[Items from a dataset]
==*==
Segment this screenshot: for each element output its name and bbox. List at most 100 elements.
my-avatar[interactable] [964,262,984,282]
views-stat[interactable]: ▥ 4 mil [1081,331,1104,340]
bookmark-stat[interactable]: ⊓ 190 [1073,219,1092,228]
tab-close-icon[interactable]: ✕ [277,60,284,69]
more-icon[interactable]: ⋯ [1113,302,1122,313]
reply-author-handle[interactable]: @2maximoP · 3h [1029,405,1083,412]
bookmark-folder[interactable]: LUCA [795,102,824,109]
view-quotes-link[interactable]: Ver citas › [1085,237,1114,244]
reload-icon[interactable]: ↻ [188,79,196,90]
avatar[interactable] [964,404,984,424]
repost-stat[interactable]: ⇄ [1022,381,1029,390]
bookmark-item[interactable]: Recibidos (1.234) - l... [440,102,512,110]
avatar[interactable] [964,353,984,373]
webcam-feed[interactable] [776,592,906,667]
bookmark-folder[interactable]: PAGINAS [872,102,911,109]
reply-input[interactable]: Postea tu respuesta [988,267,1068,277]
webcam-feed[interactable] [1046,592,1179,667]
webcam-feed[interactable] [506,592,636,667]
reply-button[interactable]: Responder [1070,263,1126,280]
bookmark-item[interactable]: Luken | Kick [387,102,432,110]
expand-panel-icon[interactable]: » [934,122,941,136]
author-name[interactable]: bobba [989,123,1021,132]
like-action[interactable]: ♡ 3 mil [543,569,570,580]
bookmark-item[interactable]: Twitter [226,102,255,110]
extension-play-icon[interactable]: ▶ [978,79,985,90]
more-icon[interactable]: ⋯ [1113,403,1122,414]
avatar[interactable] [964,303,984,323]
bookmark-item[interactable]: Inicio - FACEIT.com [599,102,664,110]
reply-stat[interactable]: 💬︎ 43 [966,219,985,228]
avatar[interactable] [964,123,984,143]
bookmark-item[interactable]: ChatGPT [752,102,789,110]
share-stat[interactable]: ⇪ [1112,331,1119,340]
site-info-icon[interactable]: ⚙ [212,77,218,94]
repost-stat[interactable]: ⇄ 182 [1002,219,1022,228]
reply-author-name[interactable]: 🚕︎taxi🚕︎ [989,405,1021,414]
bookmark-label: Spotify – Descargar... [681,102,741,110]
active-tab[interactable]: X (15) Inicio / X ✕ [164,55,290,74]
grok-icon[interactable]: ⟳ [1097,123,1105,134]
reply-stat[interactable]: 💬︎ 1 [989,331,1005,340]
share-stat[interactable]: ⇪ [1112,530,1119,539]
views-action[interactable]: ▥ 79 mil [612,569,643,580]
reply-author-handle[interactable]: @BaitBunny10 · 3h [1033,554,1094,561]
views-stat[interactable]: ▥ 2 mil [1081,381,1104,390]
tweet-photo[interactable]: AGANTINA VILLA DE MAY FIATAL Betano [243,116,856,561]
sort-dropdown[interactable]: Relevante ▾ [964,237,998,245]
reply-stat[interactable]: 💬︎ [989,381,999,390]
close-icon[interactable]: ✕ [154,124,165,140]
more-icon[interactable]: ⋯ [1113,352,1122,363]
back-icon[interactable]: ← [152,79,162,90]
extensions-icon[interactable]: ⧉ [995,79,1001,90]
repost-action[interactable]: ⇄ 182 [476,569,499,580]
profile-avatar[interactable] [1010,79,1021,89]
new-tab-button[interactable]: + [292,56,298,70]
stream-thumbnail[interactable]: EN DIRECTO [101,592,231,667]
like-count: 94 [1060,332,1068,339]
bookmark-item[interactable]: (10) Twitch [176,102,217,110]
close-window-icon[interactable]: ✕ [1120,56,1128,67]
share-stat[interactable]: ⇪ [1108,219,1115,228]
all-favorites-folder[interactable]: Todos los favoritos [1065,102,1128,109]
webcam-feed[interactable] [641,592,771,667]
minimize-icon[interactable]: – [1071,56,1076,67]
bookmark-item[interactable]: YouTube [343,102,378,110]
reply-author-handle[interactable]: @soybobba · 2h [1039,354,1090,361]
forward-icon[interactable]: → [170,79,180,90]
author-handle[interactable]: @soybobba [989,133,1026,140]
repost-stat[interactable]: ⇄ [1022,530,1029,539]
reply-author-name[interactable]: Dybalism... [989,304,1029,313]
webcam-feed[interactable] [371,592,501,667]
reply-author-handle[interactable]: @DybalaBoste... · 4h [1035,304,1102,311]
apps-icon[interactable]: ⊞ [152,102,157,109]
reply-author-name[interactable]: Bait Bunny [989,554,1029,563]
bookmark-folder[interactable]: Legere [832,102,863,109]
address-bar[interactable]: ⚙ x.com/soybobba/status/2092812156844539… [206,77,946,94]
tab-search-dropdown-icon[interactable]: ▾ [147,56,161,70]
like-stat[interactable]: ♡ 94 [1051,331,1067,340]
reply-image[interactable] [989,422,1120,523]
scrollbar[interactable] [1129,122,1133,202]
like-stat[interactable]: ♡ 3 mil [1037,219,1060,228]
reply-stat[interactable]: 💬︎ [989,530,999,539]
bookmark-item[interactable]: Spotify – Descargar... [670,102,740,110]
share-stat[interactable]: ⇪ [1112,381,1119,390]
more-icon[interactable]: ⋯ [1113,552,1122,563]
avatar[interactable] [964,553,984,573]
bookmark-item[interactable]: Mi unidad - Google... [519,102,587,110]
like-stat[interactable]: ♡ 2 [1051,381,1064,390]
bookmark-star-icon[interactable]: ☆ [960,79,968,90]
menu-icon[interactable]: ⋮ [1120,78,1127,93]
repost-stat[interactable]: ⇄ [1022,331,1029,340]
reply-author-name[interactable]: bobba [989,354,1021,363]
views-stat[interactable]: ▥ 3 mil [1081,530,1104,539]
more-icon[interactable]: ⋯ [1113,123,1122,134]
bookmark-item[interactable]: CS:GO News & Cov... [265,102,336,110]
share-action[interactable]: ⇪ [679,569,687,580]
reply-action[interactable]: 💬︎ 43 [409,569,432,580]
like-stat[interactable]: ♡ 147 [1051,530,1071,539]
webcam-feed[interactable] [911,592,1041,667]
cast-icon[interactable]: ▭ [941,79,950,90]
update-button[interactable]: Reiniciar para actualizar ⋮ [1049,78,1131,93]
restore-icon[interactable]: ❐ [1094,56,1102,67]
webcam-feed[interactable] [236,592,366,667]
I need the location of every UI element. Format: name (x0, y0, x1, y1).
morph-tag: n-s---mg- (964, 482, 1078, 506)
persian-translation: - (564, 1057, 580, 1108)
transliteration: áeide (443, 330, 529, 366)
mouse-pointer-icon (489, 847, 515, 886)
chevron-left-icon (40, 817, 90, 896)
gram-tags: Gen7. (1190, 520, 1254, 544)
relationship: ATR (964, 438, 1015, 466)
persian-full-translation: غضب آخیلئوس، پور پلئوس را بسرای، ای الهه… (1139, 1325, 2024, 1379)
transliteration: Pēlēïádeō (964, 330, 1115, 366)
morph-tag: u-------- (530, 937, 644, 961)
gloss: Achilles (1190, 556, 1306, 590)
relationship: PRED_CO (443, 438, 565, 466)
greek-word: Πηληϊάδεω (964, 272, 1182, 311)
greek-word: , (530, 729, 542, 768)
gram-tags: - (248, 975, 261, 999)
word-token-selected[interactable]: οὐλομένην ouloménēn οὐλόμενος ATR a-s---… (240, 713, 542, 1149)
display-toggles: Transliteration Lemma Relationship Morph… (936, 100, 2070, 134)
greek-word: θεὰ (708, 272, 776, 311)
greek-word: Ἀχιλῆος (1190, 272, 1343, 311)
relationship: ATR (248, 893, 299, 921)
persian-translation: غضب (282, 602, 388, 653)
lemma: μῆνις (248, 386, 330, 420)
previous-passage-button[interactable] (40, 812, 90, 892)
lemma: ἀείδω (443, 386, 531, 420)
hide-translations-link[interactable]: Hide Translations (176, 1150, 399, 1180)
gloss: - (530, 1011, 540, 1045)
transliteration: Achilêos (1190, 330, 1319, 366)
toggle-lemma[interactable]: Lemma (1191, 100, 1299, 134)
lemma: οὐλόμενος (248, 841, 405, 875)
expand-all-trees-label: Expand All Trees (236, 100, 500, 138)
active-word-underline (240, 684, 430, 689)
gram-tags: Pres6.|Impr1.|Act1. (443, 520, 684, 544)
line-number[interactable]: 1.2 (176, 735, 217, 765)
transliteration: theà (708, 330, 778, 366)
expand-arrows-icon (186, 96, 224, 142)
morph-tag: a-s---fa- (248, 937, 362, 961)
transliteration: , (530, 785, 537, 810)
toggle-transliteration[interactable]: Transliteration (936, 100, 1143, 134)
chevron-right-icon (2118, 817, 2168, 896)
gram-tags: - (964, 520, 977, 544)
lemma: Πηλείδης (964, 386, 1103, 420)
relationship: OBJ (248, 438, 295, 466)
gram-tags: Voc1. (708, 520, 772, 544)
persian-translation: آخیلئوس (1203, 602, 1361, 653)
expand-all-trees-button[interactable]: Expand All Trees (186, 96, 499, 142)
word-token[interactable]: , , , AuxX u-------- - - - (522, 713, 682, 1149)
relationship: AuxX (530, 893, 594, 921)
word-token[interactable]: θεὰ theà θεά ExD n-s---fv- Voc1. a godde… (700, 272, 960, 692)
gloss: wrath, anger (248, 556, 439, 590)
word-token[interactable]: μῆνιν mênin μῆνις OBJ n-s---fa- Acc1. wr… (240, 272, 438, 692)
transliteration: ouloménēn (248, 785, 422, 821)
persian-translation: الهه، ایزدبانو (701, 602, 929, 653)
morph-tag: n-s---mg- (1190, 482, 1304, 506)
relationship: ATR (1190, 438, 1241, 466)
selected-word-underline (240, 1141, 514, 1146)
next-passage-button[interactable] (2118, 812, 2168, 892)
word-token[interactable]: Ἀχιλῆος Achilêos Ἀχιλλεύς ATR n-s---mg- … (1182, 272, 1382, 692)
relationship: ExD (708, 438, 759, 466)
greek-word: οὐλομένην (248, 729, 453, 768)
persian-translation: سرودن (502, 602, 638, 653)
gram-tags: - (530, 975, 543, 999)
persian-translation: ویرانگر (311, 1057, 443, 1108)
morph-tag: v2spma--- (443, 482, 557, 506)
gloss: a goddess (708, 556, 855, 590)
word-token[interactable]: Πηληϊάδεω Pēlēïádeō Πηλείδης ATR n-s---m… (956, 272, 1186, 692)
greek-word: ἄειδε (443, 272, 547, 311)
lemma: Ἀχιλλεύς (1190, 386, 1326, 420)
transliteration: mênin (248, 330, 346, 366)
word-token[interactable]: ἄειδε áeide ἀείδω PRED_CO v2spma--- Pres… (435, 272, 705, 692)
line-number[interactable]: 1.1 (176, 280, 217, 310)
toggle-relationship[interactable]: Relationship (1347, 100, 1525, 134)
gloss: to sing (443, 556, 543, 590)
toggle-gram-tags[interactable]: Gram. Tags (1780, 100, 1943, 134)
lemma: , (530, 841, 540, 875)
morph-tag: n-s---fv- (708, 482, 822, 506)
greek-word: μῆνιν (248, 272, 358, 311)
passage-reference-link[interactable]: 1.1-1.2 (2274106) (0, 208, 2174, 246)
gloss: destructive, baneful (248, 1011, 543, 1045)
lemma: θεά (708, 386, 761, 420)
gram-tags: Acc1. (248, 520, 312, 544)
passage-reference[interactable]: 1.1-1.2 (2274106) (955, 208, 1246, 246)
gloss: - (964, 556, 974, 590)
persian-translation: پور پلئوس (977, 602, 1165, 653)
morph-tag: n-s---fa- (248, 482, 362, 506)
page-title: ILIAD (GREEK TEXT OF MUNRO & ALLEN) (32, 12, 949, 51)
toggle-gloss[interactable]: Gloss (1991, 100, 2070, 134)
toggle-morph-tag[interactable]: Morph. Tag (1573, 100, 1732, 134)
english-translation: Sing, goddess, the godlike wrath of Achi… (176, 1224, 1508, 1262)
==*==
• The request: Filter the records above, keeping every line that contains the word "folder", with case counting.

• Written solution:
bookmark-folder[interactable]: LUCA [795,102,824,109]
bookmark-folder[interactable]: PAGINAS [872,102,911,109]
all-favorites-folder[interactable]: Todos los favoritos [1065,102,1128,109]
bookmark-folder[interactable]: Legere [832,102,863,109]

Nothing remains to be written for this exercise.